> Given problem: Print the records below word for word, but leave out the pictures.

◇ ◇ ◇ ◇ ◇

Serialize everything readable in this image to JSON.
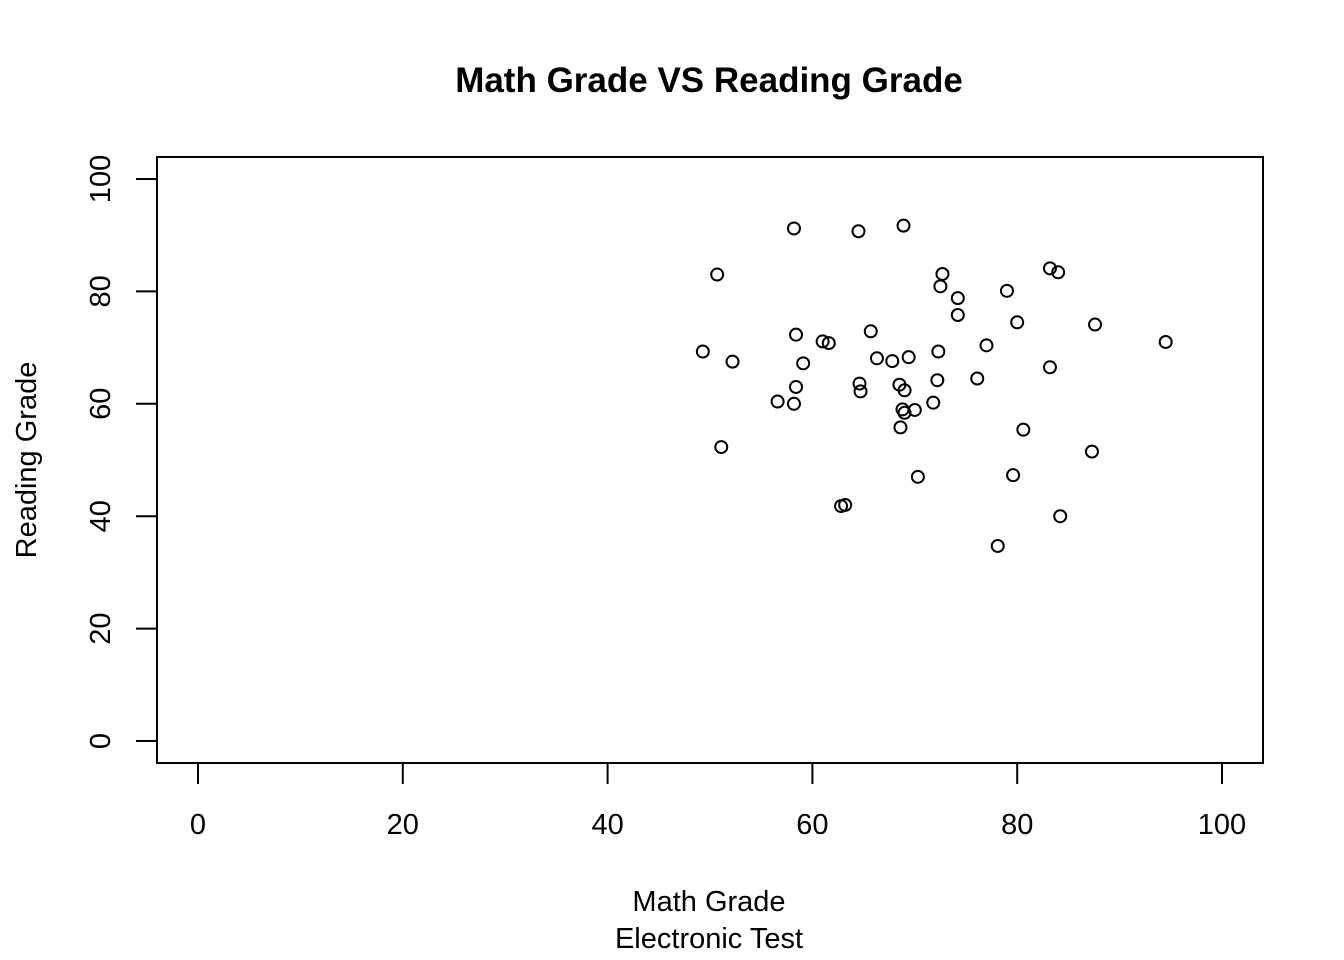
{
  "chart_data": {
    "type": "scatter",
    "title": "Math Grade VS Reading Grade",
    "xlabel": "Math Grade",
    "xlabel2": "Electronic Test",
    "ylabel": "Reading Grade",
    "xlim": [
      0,
      100
    ],
    "ylim": [
      0,
      100
    ],
    "x_ticks": [
      0,
      20,
      40,
      60,
      80,
      100
    ],
    "y_ticks": [
      0,
      20,
      40,
      60,
      80,
      100
    ],
    "grid": false,
    "series": [
      {
        "points": [
          [
            58.2,
            91.2
          ],
          [
            64.5,
            90.7
          ],
          [
            68.9,
            91.7
          ],
          [
            50.7,
            83.0
          ],
          [
            72.7,
            83.1
          ],
          [
            72.5,
            80.9
          ],
          [
            83.2,
            84.1
          ],
          [
            84.0,
            83.4
          ],
          [
            79.0,
            80.1
          ],
          [
            74.2,
            78.8
          ],
          [
            74.2,
            75.8
          ],
          [
            80.0,
            74.5
          ],
          [
            87.6,
            74.1
          ],
          [
            58.4,
            72.3
          ],
          [
            65.7,
            72.9
          ],
          [
            61.0,
            71.1
          ],
          [
            61.6,
            70.8
          ],
          [
            94.5,
            71.0
          ],
          [
            77.0,
            70.4
          ],
          [
            49.3,
            69.3
          ],
          [
            72.3,
            69.3
          ],
          [
            66.3,
            68.1
          ],
          [
            69.4,
            68.3
          ],
          [
            67.8,
            67.6
          ],
          [
            52.2,
            67.5
          ],
          [
            59.1,
            67.2
          ],
          [
            83.2,
            66.5
          ],
          [
            76.1,
            64.5
          ],
          [
            72.2,
            64.2
          ],
          [
            64.6,
            63.6
          ],
          [
            68.5,
            63.4
          ],
          [
            58.4,
            63.0
          ],
          [
            64.7,
            62.2
          ],
          [
            69.0,
            62.4
          ],
          [
            56.6,
            60.4
          ],
          [
            58.2,
            60.0
          ],
          [
            71.8,
            60.2
          ],
          [
            68.8,
            59.0
          ],
          [
            70.0,
            58.9
          ],
          [
            69.0,
            58.4
          ],
          [
            68.6,
            55.8
          ],
          [
            80.6,
            55.4
          ],
          [
            51.1,
            52.3
          ],
          [
            87.3,
            51.5
          ],
          [
            70.3,
            47.0
          ],
          [
            79.6,
            47.3
          ],
          [
            62.8,
            41.8
          ],
          [
            63.2,
            42.0
          ],
          [
            84.2,
            40.0
          ],
          [
            78.1,
            34.7
          ]
        ]
      }
    ]
  }
}
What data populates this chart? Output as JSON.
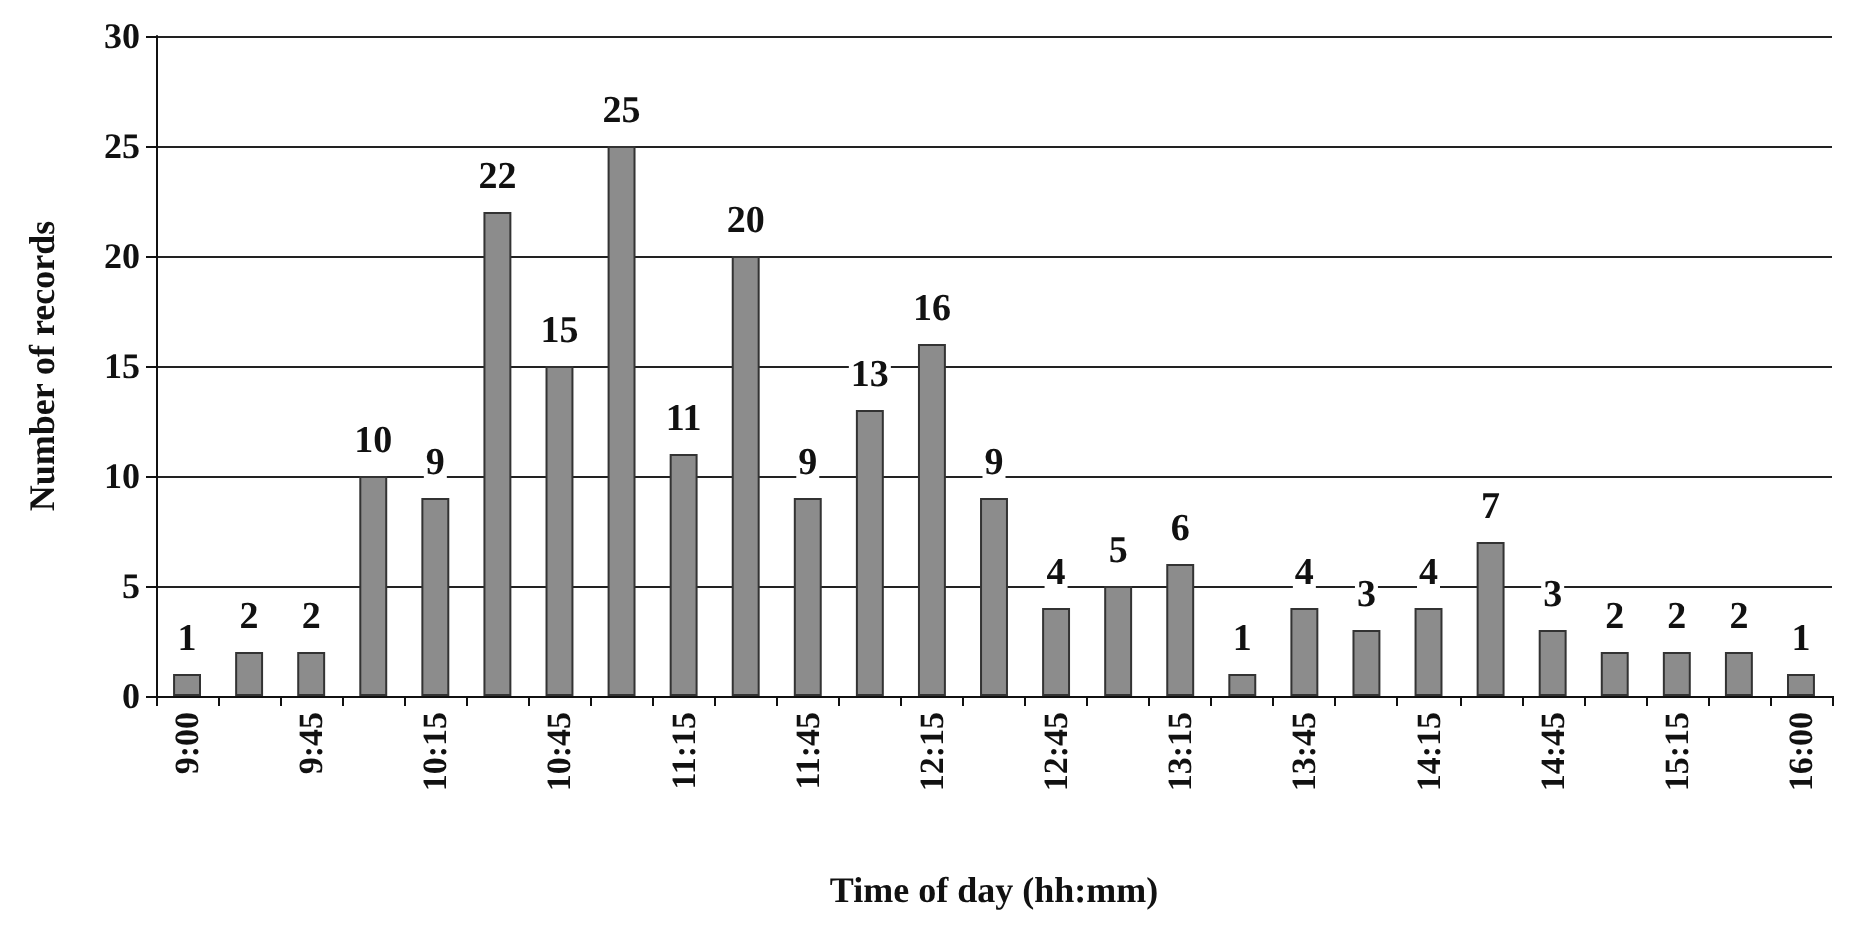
{
  "chart_data": {
    "type": "bar",
    "xlabel": "Time of day (hh:mm)",
    "ylabel": "Number of records",
    "categories": [
      "9:00",
      null,
      "9:45",
      null,
      "10:15",
      null,
      "10:45",
      null,
      "11:15",
      null,
      "11:45",
      null,
      "12:15",
      null,
      "12:45",
      null,
      "13:15",
      null,
      "13:45",
      null,
      "14:15",
      null,
      "14:45",
      null,
      "15:15",
      null,
      "16:00"
    ],
    "values": [
      1,
      2,
      2,
      10,
      9,
      22,
      15,
      25,
      11,
      20,
      9,
      13,
      16,
      9,
      4,
      5,
      6,
      1,
      4,
      3,
      4,
      7,
      3,
      2,
      2,
      2,
      1
    ],
    "color": "#8c8c8c",
    "ylim": [
      0,
      30
    ],
    "yticks": [
      0,
      5,
      10,
      15,
      20,
      25,
      30
    ],
    "grid": "y",
    "data_labels": true
  }
}
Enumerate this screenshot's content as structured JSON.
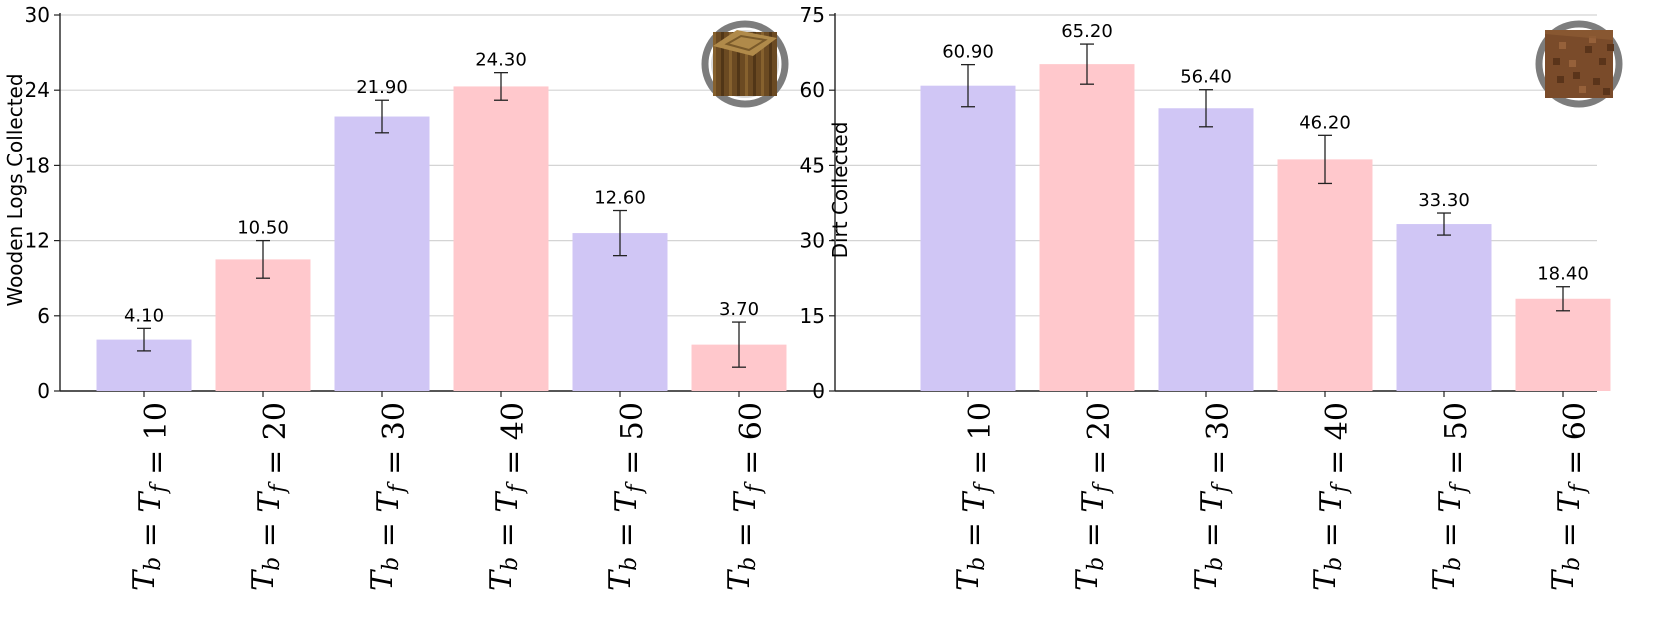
{
  "chart_data": [
    {
      "type": "bar",
      "categories": [
        "T_b = T_f = 10",
        "T_b = T_f = 20",
        "T_b = T_f = 30",
        "T_b = T_f = 40",
        "T_b = T_f = 50",
        "T_b = T_f = 60"
      ],
      "category_values": [
        "10",
        "20",
        "30",
        "40",
        "50",
        "60"
      ],
      "values": [
        4.1,
        10.5,
        21.9,
        24.3,
        12.6,
        3.7
      ],
      "value_labels": [
        "4.10",
        "10.50",
        "21.90",
        "24.30",
        "12.60",
        "3.70"
      ],
      "errors": [
        0.9,
        1.5,
        1.3,
        1.1,
        1.8,
        1.8
      ],
      "ylabel": "Wooden Logs Collected",
      "ylim": [
        0,
        30
      ],
      "yticks": [
        0,
        6,
        12,
        18,
        24,
        30
      ],
      "grid": true,
      "bar_colors": [
        "#d0c6f5",
        "#ffc8cc",
        "#d0c6f5",
        "#ffc8cc",
        "#d0c6f5",
        "#ffc8cc"
      ],
      "icon": "wooden-log-block-icon",
      "icon_position": "top-right"
    },
    {
      "type": "bar",
      "categories": [
        "T_b = T_f = 10",
        "T_b = T_f = 20",
        "T_b = T_f = 30",
        "T_b = T_f = 40",
        "T_b = T_f = 50",
        "T_b = T_f = 60"
      ],
      "category_values": [
        "10",
        "20",
        "30",
        "40",
        "50",
        "60"
      ],
      "values": [
        60.9,
        65.2,
        56.4,
        46.2,
        33.3,
        18.4
      ],
      "value_labels": [
        "60.90",
        "65.20",
        "56.40",
        "46.20",
        "33.30",
        "18.40"
      ],
      "errors": [
        4.2,
        4.0,
        3.7,
        4.8,
        2.2,
        2.4
      ],
      "ylabel": "Dirt Collected",
      "ylim": [
        0,
        75
      ],
      "yticks": [
        0,
        15,
        30,
        45,
        60,
        75
      ],
      "grid": true,
      "bar_colors": [
        "#d0c6f5",
        "#ffc8cc",
        "#d0c6f5",
        "#ffc8cc",
        "#d0c6f5",
        "#ffc8cc"
      ],
      "icon": "dirt-block-icon",
      "icon_position": "top-right"
    }
  ]
}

◇ ◇ ◇ ◇ ◇

> Solved problem:
Serialize everything readable in this image to JSON.
{
  "chart_data": {
    "type": "scatter",
    "title": "Math Grade VS Reading Grade",
    "xlabel": "Math Grade",
    "xlabel2": "Electronic Test",
    "ylabel": "Reading Grade",
    "xlim": [
      0,
      100
    ],
    "ylim": [
      0,
      100
    ],
    "x_ticks": [
      0,
      20,
      40,
      60,
      80,
      100
    ],
    "y_ticks": [
      0,
      20,
      40,
      60,
      80,
      100
    ],
    "grid": false,
    "series": [
      {
        "points": [
          [
            58.2,
            91.2
          ],
          [
            64.5,
            90.7
          ],
          [
            68.9,
            91.7
          ],
          [
            50.7,
            83.0
          ],
          [
            72.7,
            83.1
          ],
          [
            72.5,
            80.9
          ],
          [
            83.2,
            84.1
          ],
          [
            84.0,
            83.4
          ],
          [
            79.0,
            80.1
          ],
          [
            74.2,
            78.8
          ],
          [
            74.2,
            75.8
          ],
          [
            80.0,
            74.5
          ],
          [
            87.6,
            74.1
          ],
          [
            58.4,
            72.3
          ],
          [
            65.7,
            72.9
          ],
          [
            61.0,
            71.1
          ],
          [
            61.6,
            70.8
          ],
          [
            94.5,
            71.0
          ],
          [
            77.0,
            70.4
          ],
          [
            49.3,
            69.3
          ],
          [
            72.3,
            69.3
          ],
          [
            66.3,
            68.1
          ],
          [
            69.4,
            68.3
          ],
          [
            67.8,
            67.6
          ],
          [
            52.2,
            67.5
          ],
          [
            59.1,
            67.2
          ],
          [
            83.2,
            66.5
          ],
          [
            76.1,
            64.5
          ],
          [
            72.2,
            64.2
          ],
          [
            64.6,
            63.6
          ],
          [
            68.5,
            63.4
          ],
          [
            58.4,
            63.0
          ],
          [
            64.7,
            62.2
          ],
          [
            69.0,
            62.4
          ],
          [
            56.6,
            60.4
          ],
          [
            58.2,
            60.0
          ],
          [
            71.8,
            60.2
          ],
          [
            68.8,
            59.0
          ],
          [
            70.0,
            58.9
          ],
          [
            69.0,
            58.4
          ],
          [
            68.6,
            55.8
          ],
          [
            80.6,
            55.4
          ],
          [
            51.1,
            52.3
          ],
          [
            87.3,
            51.5
          ],
          [
            70.3,
            47.0
          ],
          [
            79.6,
            47.3
          ],
          [
            62.8,
            41.8
          ],
          [
            63.2,
            42.0
          ],
          [
            84.2,
            40.0
          ],
          [
            78.1,
            34.7
          ]
        ]
      }
    ]
  }
}
What data populates this chart? Output as JSON.
{
  "chart_data": {
    "type": "bar",
    "xlabel": "Time of day (hh:mm)",
    "ylabel": "Number of records",
    "categories": [
      "9:00",
      null,
      "9:45",
      null,
      "10:15",
      null,
      "10:45",
      null,
      "11:15",
      null,
      "11:45",
      null,
      "12:15",
      null,
      "12:45",
      null,
      "13:15",
      null,
      "13:45",
      null,
      "14:15",
      null,
      "14:45",
      null,
      "15:15",
      null,
      "16:00"
    ],
    "values": [
      1,
      2,
      2,
      10,
      9,
      22,
      15,
      25,
      11,
      20,
      9,
      13,
      16,
      9,
      4,
      5,
      6,
      1,
      4,
      3,
      4,
      7,
      3,
      2,
      2,
      2,
      1
    ],
    "color": "#8c8c8c",
    "ylim": [
      0,
      30
    ],
    "yticks": [
      0,
      5,
      10,
      15,
      20,
      25,
      30
    ],
    "grid": "y",
    "data_labels": true
  }
}
Enumerate this screenshot's content as structured JSON.
{
  "chart_data": [
    {
      "type": "bar",
      "categories": [
        "T_b = T_f = 10",
        "T_b = T_f = 20",
        "T_b = T_f = 30",
        "T_b = T_f = 40",
        "T_b = T_f = 50",
        "T_b = T_f = 60"
      ],
      "category_values": [
        "10",
        "20",
        "30",
        "40",
        "50",
        "60"
      ],
      "values": [
        4.1,
        10.5,
        21.9,
        24.3,
        12.6,
        3.7
      ],
      "value_labels": [
        "4.10",
        "10.50",
        "21.90",
        "24.30",
        "12.60",
        "3.70"
      ],
      "errors": [
        0.9,
        1.5,
        1.3,
        1.1,
        1.8,
        1.8
      ],
      "ylabel": "Wooden Logs Collected",
      "ylim": [
        0,
        30
      ],
      "yticks": [
        0,
        6,
        12,
        18,
        24,
        30
      ],
      "grid": true,
      "bar_colors": [
        "#d0c6f5",
        "#ffc8cc",
        "#d0c6f5",
        "#ffc8cc",
        "#d0c6f5",
        "#ffc8cc"
      ],
      "icon": "wooden-log-block-icon",
      "icon_position": "top-right"
    },
    {
      "type": "bar",
      "categories": [
        "T_b = T_f = 10",
        "T_b = T_f = 20",
        "T_b = T_f = 30",
        "T_b = T_f = 40",
        "T_b = T_f = 50",
        "T_b = T_f = 60"
      ],
      "category_values": [
        "10",
        "20",
        "30",
        "40",
        "50",
        "60"
      ],
      "values": [
        60.9,
        65.2,
        56.4,
        46.2,
        33.3,
        18.4
      ],
      "value_labels": [
        "60.90",
        "65.20",
        "56.40",
        "46.20",
        "33.30",
        "18.40"
      ],
      "errors": [
        4.2,
        4.0,
        3.7,
        4.8,
        2.2,
        2.4
      ],
      "ylabel": "Dirt Collected",
      "ylim": [
        0,
        75
      ],
      "yticks": [
        0,
        15,
        30,
        45,
        60,
        75
      ],
      "grid": true,
      "bar_colors": [
        "#d0c6f5",
        "#ffc8cc",
        "#d0c6f5",
        "#ffc8cc",
        "#d0c6f5",
        "#ffc8cc"
      ],
      "icon": "dirt-block-icon",
      "icon_position": "top-right"
    }
  ]
}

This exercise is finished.